Given instruction 1: In the essay on disinformation, what name does a Russian media analyst give to the tactic of using conspiracies to erode trust and stoke cynicism?
Given instruction 2: Please quote everything in the essay on disinformation from "Democracy At Sea" down to "around, he asks.".

There are multiple passages in the Pomerantsev book that haunt me. I return to them over and over again, as if trying to etch each word in memory, so I can pull the quotes out to break glass in case of emergency.
One of them is how easily millions of people gave up on facts — were the lies simply more pleasurable?
“Is disinformation just the excuse we use to let ourselves off the hook? We didn’t do anything ‘because we were confused by a bot farm’…”—Peter Pomerantsev, This Is Not Propaganda
In another passage, he writes: “One motif to the Kremlin storytelling was this: that the desire for freedom didn’t lead to peace and prosperity but to war and devastation (a message, first and foremost, meant for its own people so they didn’t become overenthusiastic about the idea). To make this narrative real meant ensuring that Ukraine could never achieve peace. The country had to bleed.”
To disinformation warriors trained to run every narrative through a ‘how does this benefit Putin’ lens, it is obvious how much taking place on the world stage is there to obfuscate Putin’s war crimes in Ukraine.
His state-sponsored trolling is a gimmick, a disappearing act, where facts evaporate, and lies on repeat become some kind of reality.
“And it was books, only books, that never betrayed me. I see all genuine literature as anti-Soviet,” writes Pomerantsev.
Democracy At Sea
Conspiracies are used to maintain control, and conspiracies are always on the rise when fascists are attempting to seize power. They are used to erode trust and to stoke cynicism — it’s a tactic a Russian media analyst calls ‘white jamming’, notes Pomerantsev. If you believe shadowy forces control everything, then what possible chance do you have of turning it around, he asks.

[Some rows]
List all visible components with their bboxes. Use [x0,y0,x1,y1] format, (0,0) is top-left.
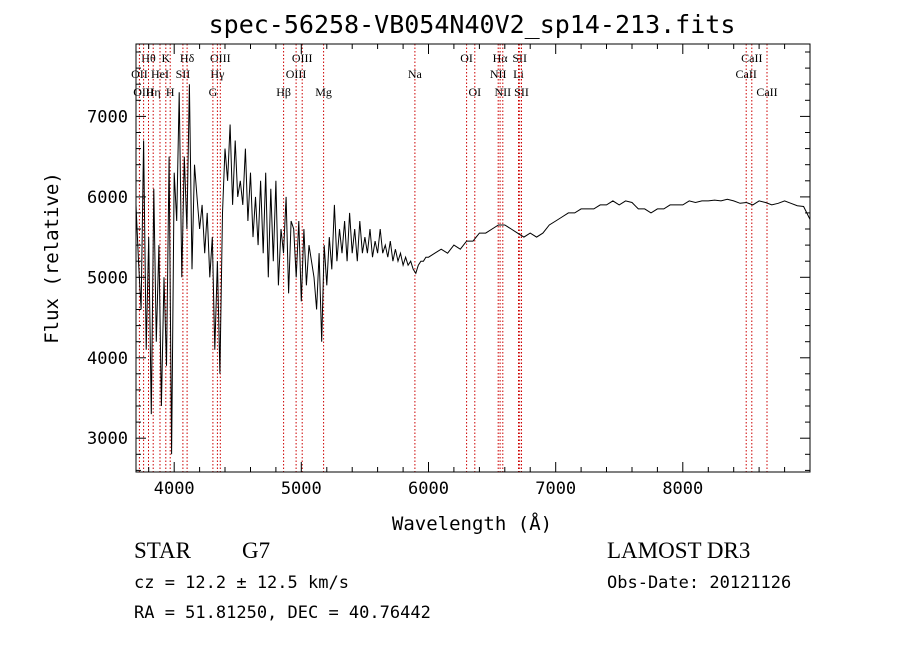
x-axis-label: Wavelength (Å) [392,512,552,535]
y-axis-label: Flux (relative) [41,172,63,344]
line-marker-label: Hθ [141,51,156,65]
line-marker-label: G [209,85,218,99]
y-tick-label: 7000 [87,107,128,127]
chart-title: spec-56258-VB054N40V2_sp14-213.fits [209,10,736,39]
y-tick-label: 3000 [87,429,128,449]
object-subclass: G7 [242,538,271,563]
line-marker-label: Hγ [210,67,225,81]
line-marker-label: OI [468,85,481,99]
plot-frame [135,43,811,473]
x-tick-label: 7000 [535,479,576,499]
line-marker-label: OI [460,51,473,65]
line-marker-label: Hη [146,85,161,99]
line-marker-label: SII [176,67,191,81]
line-marker-label: Hα [493,51,509,65]
object-class: STAR [134,538,191,563]
x-tick-label: 4000 [154,479,195,499]
line-marker-label: OIII [133,85,154,99]
line-marker-label: OIII [292,51,313,65]
line-marker-label: OIII [286,67,307,81]
line-marker-label: Na [408,67,423,81]
line-marker-label: H [166,85,175,99]
redshift-cz: cz = 12.2 ± 12.5 km/s [134,573,349,593]
coordinates: RA = 51.81250, DEC = 40.76442 [134,603,431,623]
line-marker-label: CaII [741,51,762,65]
y-tick-label: 5000 [87,268,128,288]
line-marker-label: CaII [736,67,757,81]
line-marker-label: Hδ [180,51,195,65]
line-marker-label: CaII [756,85,777,99]
line-marker-label: K [161,51,170,65]
observation-date: Obs-Date: 20121126 [607,573,792,593]
line-marker-label: Li [513,67,524,81]
line-marker-label: NII [490,67,507,81]
line-marker-label: NII [494,85,511,99]
line-marker-label: SII [514,85,529,99]
spectrum-series [135,84,811,455]
line-marker-label: OIII [210,51,231,65]
line-marker-label: Hβ [276,85,291,99]
line-marker-label: OII [131,67,148,81]
line-marker-label: Mg [315,85,332,99]
x-tick-label: 8000 [662,479,703,499]
y-tick-label: 4000 [87,349,128,369]
y-tick-label: 6000 [87,188,128,208]
x-tick-label: 5000 [281,479,322,499]
line-marker-label: HeI [151,67,169,81]
x-tick-label: 6000 [408,479,449,499]
spectrum-line [135,84,811,455]
survey-name: LAMOST DR3 [607,538,751,563]
line-marker-label: SII [512,51,527,65]
axis-ticks: 4000 5000 6000 7000 8000 3000 4000 5000 6000 7000 [87,44,811,499]
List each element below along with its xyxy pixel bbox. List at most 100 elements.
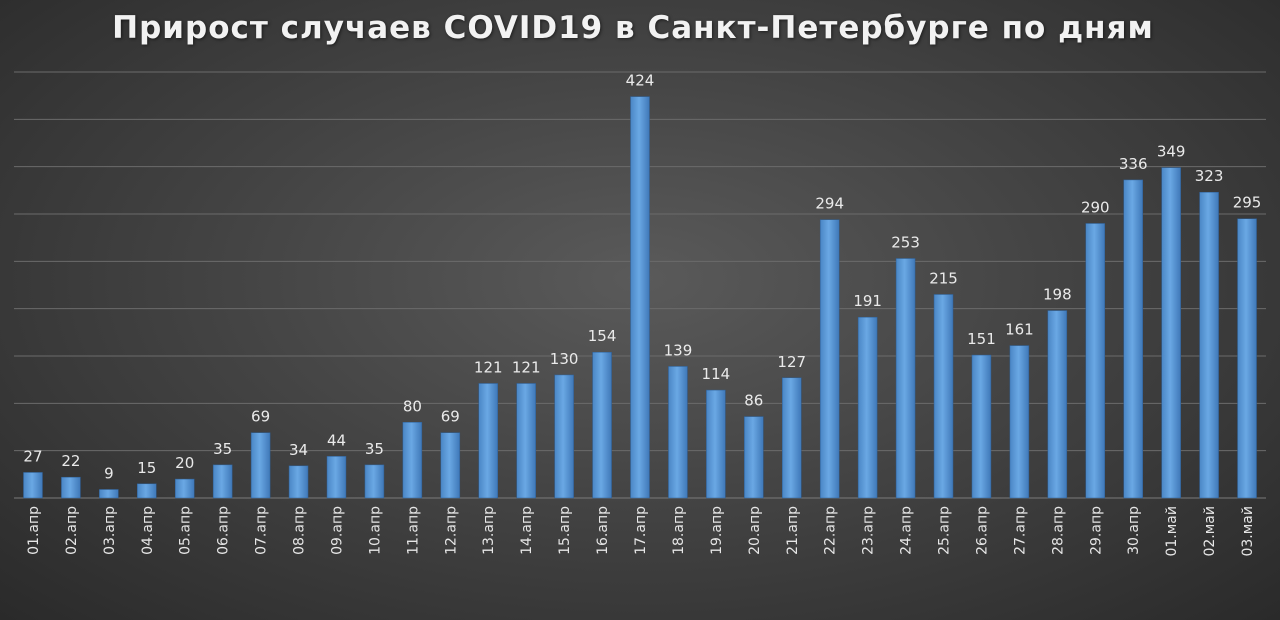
bar <box>99 489 119 499</box>
x-tick-label: 11.апр <box>405 506 421 555</box>
data-label: 161 <box>1005 321 1034 339</box>
x-tick-label: 25.апр <box>937 506 953 555</box>
data-label: 349 <box>1157 143 1186 161</box>
x-tick-label: 21.апр <box>785 506 801 555</box>
bar <box>895 258 916 499</box>
data-label: 20 <box>175 454 194 472</box>
x-tick-label: 26.апр <box>974 506 990 555</box>
data-labels-group: 27 22 9 15 20 35 69 34 44 35 80 69 121 121 130 154 424 13… <box>23 72 1261 483</box>
x-tick-label: 12.апр <box>443 506 459 555</box>
bar <box>554 374 574 499</box>
bar <box>971 354 992 499</box>
data-label: 139 <box>664 341 693 359</box>
x-tick-label: 17.апр <box>633 506 649 555</box>
bar <box>402 422 423 499</box>
bar <box>174 478 195 499</box>
x-tick-label: 04.апр <box>140 506 156 555</box>
x-tick-label: 01.май <box>1164 506 1180 557</box>
x-tick-label: 28.апр <box>1050 506 1066 555</box>
bar <box>250 432 271 499</box>
x-tick-label: 13.апр <box>481 506 497 555</box>
data-label: 22 <box>61 452 80 470</box>
bar <box>61 476 81 499</box>
bar <box>857 316 878 499</box>
x-tick-label: 08.апр <box>292 506 308 555</box>
data-label: 424 <box>626 72 655 90</box>
x-tick-label: 18.апр <box>671 506 687 555</box>
x-tick-label: 20.апр <box>747 506 763 555</box>
data-label: 294 <box>815 195 844 213</box>
data-label: 9 <box>104 464 114 482</box>
data-label: 151 <box>967 330 996 348</box>
data-label: 121 <box>512 358 541 376</box>
data-label: 127 <box>777 353 806 371</box>
data-label: 69 <box>441 408 460 426</box>
bar <box>23 472 43 499</box>
x-tick-label: 29.апр <box>1088 506 1104 555</box>
x-tick-label: 24.апр <box>899 506 915 555</box>
bar <box>668 366 688 499</box>
bars-group <box>23 96 1257 499</box>
x-tick-label: 19.апр <box>709 506 725 555</box>
data-label: 114 <box>702 365 731 383</box>
chart-title: Прирост случаев COVID19 в Санкт-Петербур… <box>112 10 1154 46</box>
bar <box>1199 191 1219 499</box>
data-label: 121 <box>474 358 503 376</box>
data-label: 86 <box>744 392 763 410</box>
data-label: 215 <box>929 269 958 287</box>
data-label: 34 <box>289 441 308 459</box>
data-label: 15 <box>137 459 156 477</box>
bar <box>212 464 233 499</box>
data-label: 27 <box>23 447 42 465</box>
bar <box>744 416 764 499</box>
bar <box>478 383 498 499</box>
bar <box>1161 167 1181 499</box>
data-label: 154 <box>588 327 617 345</box>
bar <box>1085 223 1106 499</box>
data-label: 295 <box>1233 194 1262 212</box>
data-label: 69 <box>251 408 270 426</box>
data-label: 130 <box>550 350 579 368</box>
bar <box>364 464 385 499</box>
x-tick-label: 06.апр <box>216 506 232 555</box>
bar <box>933 294 954 499</box>
x-tick-label: 10.апр <box>367 506 383 555</box>
data-label: 80 <box>403 397 422 415</box>
x-tick-label: 05.апр <box>178 506 194 555</box>
x-tick-label: 02.апр <box>64 506 80 555</box>
x-tick-label: 16.апр <box>595 506 611 555</box>
bar <box>440 432 461 499</box>
bar <box>288 465 309 499</box>
x-tick-label: 27.апр <box>1012 506 1028 555</box>
data-label: 191 <box>853 292 882 310</box>
data-label: 35 <box>213 440 232 458</box>
x-tick-label: 03.май <box>1240 506 1256 557</box>
bar <box>516 383 536 499</box>
data-label: 323 <box>1195 167 1224 185</box>
x-tick-labels-group: 01.апр 02.апр 03.апр 04.апр 05.апр 06.апр 07.а… <box>26 506 1256 557</box>
data-label: 44 <box>327 431 346 449</box>
bar <box>782 377 802 499</box>
x-tick-label: 14.апр <box>519 506 535 555</box>
bar <box>326 456 347 499</box>
bar <box>1237 218 1257 499</box>
x-tick-label: 03.апр <box>102 506 118 555</box>
bar <box>630 96 650 499</box>
bar <box>1047 310 1068 499</box>
x-tick-label: 15.апр <box>557 506 573 555</box>
x-tick-label: 30.апр <box>1126 506 1142 555</box>
bar <box>819 219 840 499</box>
bar <box>706 389 726 499</box>
bar <box>592 351 612 499</box>
bar <box>1009 345 1030 499</box>
data-label: 198 <box>1043 286 1072 304</box>
x-tick-label: 07.апр <box>254 506 270 555</box>
data-label: 336 <box>1119 155 1148 173</box>
x-tick-label: 23.апр <box>861 506 877 555</box>
x-tick-label: 02.май <box>1202 506 1218 557</box>
data-label: 290 <box>1081 198 1110 216</box>
x-tick-label: 09.апр <box>329 506 345 555</box>
bar <box>137 483 157 499</box>
data-label: 35 <box>365 440 384 458</box>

Response 1: White jamming.

Response 2:
Democracy At Sea
Conspiracies are used to maintain control, and conspiracies are always on the rise when fascists are attempting to seize power. They are used to erode trust and to stoke cynicism — it’s a tactic a Russian media analyst calls ‘white jamming’, notes Pomerantsev. If you believe shadowy forces control everything, then what possible chance do you have of turning it around, he asks.